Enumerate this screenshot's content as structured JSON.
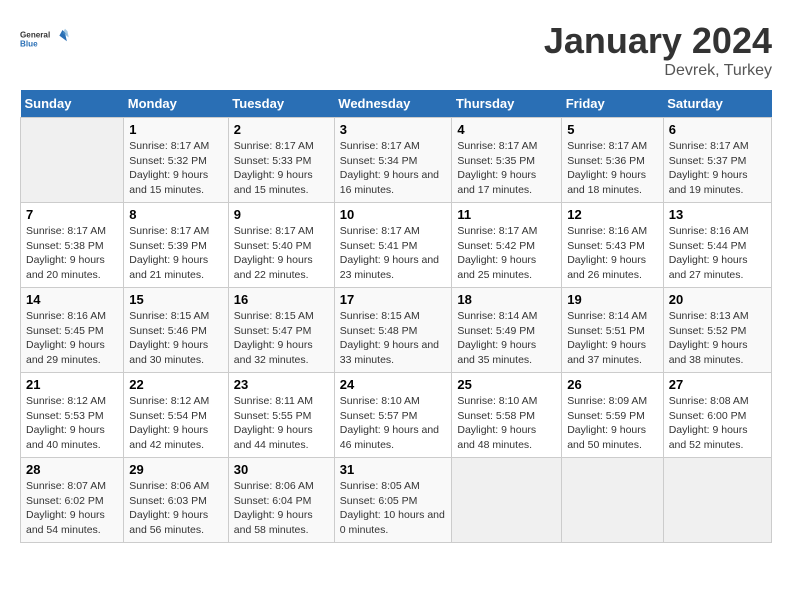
{
  "header": {
    "logo_general": "General",
    "logo_blue": "Blue",
    "title": "January 2024",
    "subtitle": "Devrek, Turkey"
  },
  "days_of_week": [
    "Sunday",
    "Monday",
    "Tuesday",
    "Wednesday",
    "Thursday",
    "Friday",
    "Saturday"
  ],
  "weeks": [
    [
      {
        "day": "",
        "sunrise": "",
        "sunset": "",
        "daylight": ""
      },
      {
        "day": "1",
        "sunrise": "Sunrise: 8:17 AM",
        "sunset": "Sunset: 5:32 PM",
        "daylight": "Daylight: 9 hours and 15 minutes."
      },
      {
        "day": "2",
        "sunrise": "Sunrise: 8:17 AM",
        "sunset": "Sunset: 5:33 PM",
        "daylight": "Daylight: 9 hours and 15 minutes."
      },
      {
        "day": "3",
        "sunrise": "Sunrise: 8:17 AM",
        "sunset": "Sunset: 5:34 PM",
        "daylight": "Daylight: 9 hours and 16 minutes."
      },
      {
        "day": "4",
        "sunrise": "Sunrise: 8:17 AM",
        "sunset": "Sunset: 5:35 PM",
        "daylight": "Daylight: 9 hours and 17 minutes."
      },
      {
        "day": "5",
        "sunrise": "Sunrise: 8:17 AM",
        "sunset": "Sunset: 5:36 PM",
        "daylight": "Daylight: 9 hours and 18 minutes."
      },
      {
        "day": "6",
        "sunrise": "Sunrise: 8:17 AM",
        "sunset": "Sunset: 5:37 PM",
        "daylight": "Daylight: 9 hours and 19 minutes."
      }
    ],
    [
      {
        "day": "7",
        "sunrise": "Sunrise: 8:17 AM",
        "sunset": "Sunset: 5:38 PM",
        "daylight": "Daylight: 9 hours and 20 minutes."
      },
      {
        "day": "8",
        "sunrise": "Sunrise: 8:17 AM",
        "sunset": "Sunset: 5:39 PM",
        "daylight": "Daylight: 9 hours and 21 minutes."
      },
      {
        "day": "9",
        "sunrise": "Sunrise: 8:17 AM",
        "sunset": "Sunset: 5:40 PM",
        "daylight": "Daylight: 9 hours and 22 minutes."
      },
      {
        "day": "10",
        "sunrise": "Sunrise: 8:17 AM",
        "sunset": "Sunset: 5:41 PM",
        "daylight": "Daylight: 9 hours and 23 minutes."
      },
      {
        "day": "11",
        "sunrise": "Sunrise: 8:17 AM",
        "sunset": "Sunset: 5:42 PM",
        "daylight": "Daylight: 9 hours and 25 minutes."
      },
      {
        "day": "12",
        "sunrise": "Sunrise: 8:16 AM",
        "sunset": "Sunset: 5:43 PM",
        "daylight": "Daylight: 9 hours and 26 minutes."
      },
      {
        "day": "13",
        "sunrise": "Sunrise: 8:16 AM",
        "sunset": "Sunset: 5:44 PM",
        "daylight": "Daylight: 9 hours and 27 minutes."
      }
    ],
    [
      {
        "day": "14",
        "sunrise": "Sunrise: 8:16 AM",
        "sunset": "Sunset: 5:45 PM",
        "daylight": "Daylight: 9 hours and 29 minutes."
      },
      {
        "day": "15",
        "sunrise": "Sunrise: 8:15 AM",
        "sunset": "Sunset: 5:46 PM",
        "daylight": "Daylight: 9 hours and 30 minutes."
      },
      {
        "day": "16",
        "sunrise": "Sunrise: 8:15 AM",
        "sunset": "Sunset: 5:47 PM",
        "daylight": "Daylight: 9 hours and 32 minutes."
      },
      {
        "day": "17",
        "sunrise": "Sunrise: 8:15 AM",
        "sunset": "Sunset: 5:48 PM",
        "daylight": "Daylight: 9 hours and 33 minutes."
      },
      {
        "day": "18",
        "sunrise": "Sunrise: 8:14 AM",
        "sunset": "Sunset: 5:49 PM",
        "daylight": "Daylight: 9 hours and 35 minutes."
      },
      {
        "day": "19",
        "sunrise": "Sunrise: 8:14 AM",
        "sunset": "Sunset: 5:51 PM",
        "daylight": "Daylight: 9 hours and 37 minutes."
      },
      {
        "day": "20",
        "sunrise": "Sunrise: 8:13 AM",
        "sunset": "Sunset: 5:52 PM",
        "daylight": "Daylight: 9 hours and 38 minutes."
      }
    ],
    [
      {
        "day": "21",
        "sunrise": "Sunrise: 8:12 AM",
        "sunset": "Sunset: 5:53 PM",
        "daylight": "Daylight: 9 hours and 40 minutes."
      },
      {
        "day": "22",
        "sunrise": "Sunrise: 8:12 AM",
        "sunset": "Sunset: 5:54 PM",
        "daylight": "Daylight: 9 hours and 42 minutes."
      },
      {
        "day": "23",
        "sunrise": "Sunrise: 8:11 AM",
        "sunset": "Sunset: 5:55 PM",
        "daylight": "Daylight: 9 hours and 44 minutes."
      },
      {
        "day": "24",
        "sunrise": "Sunrise: 8:10 AM",
        "sunset": "Sunset: 5:57 PM",
        "daylight": "Daylight: 9 hours and 46 minutes."
      },
      {
        "day": "25",
        "sunrise": "Sunrise: 8:10 AM",
        "sunset": "Sunset: 5:58 PM",
        "daylight": "Daylight: 9 hours and 48 minutes."
      },
      {
        "day": "26",
        "sunrise": "Sunrise: 8:09 AM",
        "sunset": "Sunset: 5:59 PM",
        "daylight": "Daylight: 9 hours and 50 minutes."
      },
      {
        "day": "27",
        "sunrise": "Sunrise: 8:08 AM",
        "sunset": "Sunset: 6:00 PM",
        "daylight": "Daylight: 9 hours and 52 minutes."
      }
    ],
    [
      {
        "day": "28",
        "sunrise": "Sunrise: 8:07 AM",
        "sunset": "Sunset: 6:02 PM",
        "daylight": "Daylight: 9 hours and 54 minutes."
      },
      {
        "day": "29",
        "sunrise": "Sunrise: 8:06 AM",
        "sunset": "Sunset: 6:03 PM",
        "daylight": "Daylight: 9 hours and 56 minutes."
      },
      {
        "day": "30",
        "sunrise": "Sunrise: 8:06 AM",
        "sunset": "Sunset: 6:04 PM",
        "daylight": "Daylight: 9 hours and 58 minutes."
      },
      {
        "day": "31",
        "sunrise": "Sunrise: 8:05 AM",
        "sunset": "Sunset: 6:05 PM",
        "daylight": "Daylight: 10 hours and 0 minutes."
      },
      {
        "day": "",
        "sunrise": "",
        "sunset": "",
        "daylight": ""
      },
      {
        "day": "",
        "sunrise": "",
        "sunset": "",
        "daylight": ""
      },
      {
        "day": "",
        "sunrise": "",
        "sunset": "",
        "daylight": ""
      }
    ]
  ]
}
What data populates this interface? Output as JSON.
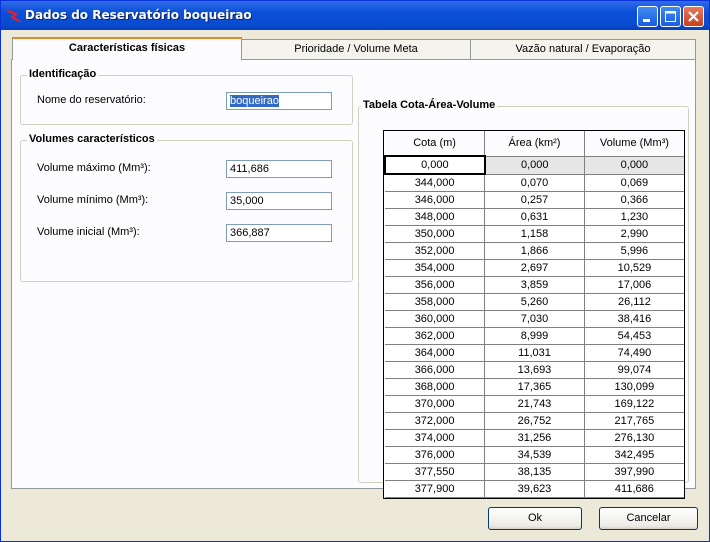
+++++
Work to be completed
Each record above should come back exactly the same, only without its pictures.

Written solution
Enumerate this screenshot's content as structured JSON.
{
  "header": {
    "logo_general": "General",
    "logo_blue": "Blue",
    "title": "January 2024",
    "subtitle": "Devrek, Turkey"
  },
  "days_of_week": [
    "Sunday",
    "Monday",
    "Tuesday",
    "Wednesday",
    "Thursday",
    "Friday",
    "Saturday"
  ],
  "weeks": [
    [
      {
        "day": "",
        "sunrise": "",
        "sunset": "",
        "daylight": ""
      },
      {
        "day": "1",
        "sunrise": "Sunrise: 8:17 AM",
        "sunset": "Sunset: 5:32 PM",
        "daylight": "Daylight: 9 hours and 15 minutes."
      },
      {
        "day": "2",
        "sunrise": "Sunrise: 8:17 AM",
        "sunset": "Sunset: 5:33 PM",
        "daylight": "Daylight: 9 hours and 15 minutes."
      },
      {
        "day": "3",
        "sunrise": "Sunrise: 8:17 AM",
        "sunset": "Sunset: 5:34 PM",
        "daylight": "Daylight: 9 hours and 16 minutes."
      },
      {
        "day": "4",
        "sunrise": "Sunrise: 8:17 AM",
        "sunset": "Sunset: 5:35 PM",
        "daylight": "Daylight: 9 hours and 17 minutes."
      },
      {
        "day": "5",
        "sunrise": "Sunrise: 8:17 AM",
        "sunset": "Sunset: 5:36 PM",
        "daylight": "Daylight: 9 hours and 18 minutes."
      },
      {
        "day": "6",
        "sunrise": "Sunrise: 8:17 AM",
        "sunset": "Sunset: 5:37 PM",
        "daylight": "Daylight: 9 hours and 19 minutes."
      }
    ],
    [
      {
        "day": "7",
        "sunrise": "Sunrise: 8:17 AM",
        "sunset": "Sunset: 5:38 PM",
        "daylight": "Daylight: 9 hours and 20 minutes."
      },
      {
        "day": "8",
        "sunrise": "Sunrise: 8:17 AM",
        "sunset": "Sunset: 5:39 PM",
        "daylight": "Daylight: 9 hours and 21 minutes."
      },
      {
        "day": "9",
        "sunrise": "Sunrise: 8:17 AM",
        "sunset": "Sunset: 5:40 PM",
        "daylight": "Daylight: 9 hours and 22 minutes."
      },
      {
        "day": "10",
        "sunrise": "Sunrise: 8:17 AM",
        "sunset": "Sunset: 5:41 PM",
        "daylight": "Daylight: 9 hours and 23 minutes."
      },
      {
        "day": "11",
        "sunrise": "Sunrise: 8:17 AM",
        "sunset": "Sunset: 5:42 PM",
        "daylight": "Daylight: 9 hours and 25 minutes."
      },
      {
        "day": "12",
        "sunrise": "Sunrise: 8:16 AM",
        "sunset": "Sunset: 5:43 PM",
        "daylight": "Daylight: 9 hours and 26 minutes."
      },
      {
        "day": "13",
        "sunrise": "Sunrise: 8:16 AM",
        "sunset": "Sunset: 5:44 PM",
        "daylight": "Daylight: 9 hours and 27 minutes."
      }
    ],
    [
      {
        "day": "14",
        "sunrise": "Sunrise: 8:16 AM",
        "sunset": "Sunset: 5:45 PM",
        "daylight": "Daylight: 9 hours and 29 minutes."
      },
      {
        "day": "15",
        "sunrise": "Sunrise: 8:15 AM",
        "sunset": "Sunset: 5:46 PM",
        "daylight": "Daylight: 9 hours and 30 minutes."
      },
      {
        "day": "16",
        "sunrise": "Sunrise: 8:15 AM",
        "sunset": "Sunset: 5:47 PM",
        "daylight": "Daylight: 9 hours and 32 minutes."
      },
      {
        "day": "17",
        "sunrise": "Sunrise: 8:15 AM",
        "sunset": "Sunset: 5:48 PM",
        "daylight": "Daylight: 9 hours and 33 minutes."
      },
      {
        "day": "18",
        "sunrise": "Sunrise: 8:14 AM",
        "sunset": "Sunset: 5:49 PM",
        "daylight": "Daylight: 9 hours and 35 minutes."
      },
      {
        "day": "19",
        "sunrise": "Sunrise: 8:14 AM",
        "sunset": "Sunset: 5:51 PM",
        "daylight": "Daylight: 9 hours and 37 minutes."
      },
      {
        "day": "20",
        "sunrise": "Sunrise: 8:13 AM",
        "sunset": "Sunset: 5:52 PM",
        "daylight": "Daylight: 9 hours and 38 minutes."
      }
    ],
    [
      {
        "day": "21",
        "sunrise": "Sunrise: 8:12 AM",
        "sunset": "Sunset: 5:53 PM",
        "daylight": "Daylight: 9 hours and 40 minutes."
      },
      {
        "day": "22",
        "sunrise": "Sunrise: 8:12 AM",
        "sunset": "Sunset: 5:54 PM",
        "daylight": "Daylight: 9 hours and 42 minutes."
      },
      {
        "day": "23",
        "sunrise": "Sunrise: 8:11 AM",
        "sunset": "Sunset: 5:55 PM",
        "daylight": "Daylight: 9 hours and 44 minutes."
      },
      {
        "day": "24",
        "sunrise": "Sunrise: 8:10 AM",
        "sunset": "Sunset: 5:57 PM",
        "daylight": "Daylight: 9 hours and 46 minutes."
      },
      {
        "day": "25",
        "sunrise": "Sunrise: 8:10 AM",
        "sunset": "Sunset: 5:58 PM",
        "daylight": "Daylight: 9 hours and 48 minutes."
      },
      {
        "day": "26",
        "sunrise": "Sunrise: 8:09 AM",
        "sunset": "Sunset: 5:59 PM",
        "daylight": "Daylight: 9 hours and 50 minutes."
      },
      {
        "day": "27",
        "sunrise": "Sunrise: 8:08 AM",
        "sunset": "Sunset: 6:00 PM",
        "daylight": "Daylight: 9 hours and 52 minutes."
      }
    ],
    [
      {
        "day": "28",
        "sunrise": "Sunrise: 8:07 AM",
        "sunset": "Sunset: 6:02 PM",
        "daylight": "Daylight: 9 hours and 54 minutes."
      },
      {
        "day": "29",
        "sunrise": "Sunrise: 8:06 AM",
        "sunset": "Sunset: 6:03 PM",
        "daylight": "Daylight: 9 hours and 56 minutes."
      },
      {
        "day": "30",
        "sunrise": "Sunrise: 8:06 AM",
        "sunset": "Sunset: 6:04 PM",
        "daylight": "Daylight: 9 hours and 58 minutes."
      },
      {
        "day": "31",
        "sunrise": "Sunrise: 8:05 AM",
        "sunset": "Sunset: 6:05 PM",
        "daylight": "Daylight: 10 hours and 0 minutes."
      },
      {
        "day": "",
        "sunrise": "",
        "sunset": "",
        "daylight": ""
      },
      {
        "day": "",
        "sunrise": "",
        "sunset": "",
        "daylight": ""
      },
      {
        "day": "",
        "sunrise": "",
        "sunset": "",
        "daylight": ""
      }
    ]
  ]
}
What data populates this interface? Output as JSON.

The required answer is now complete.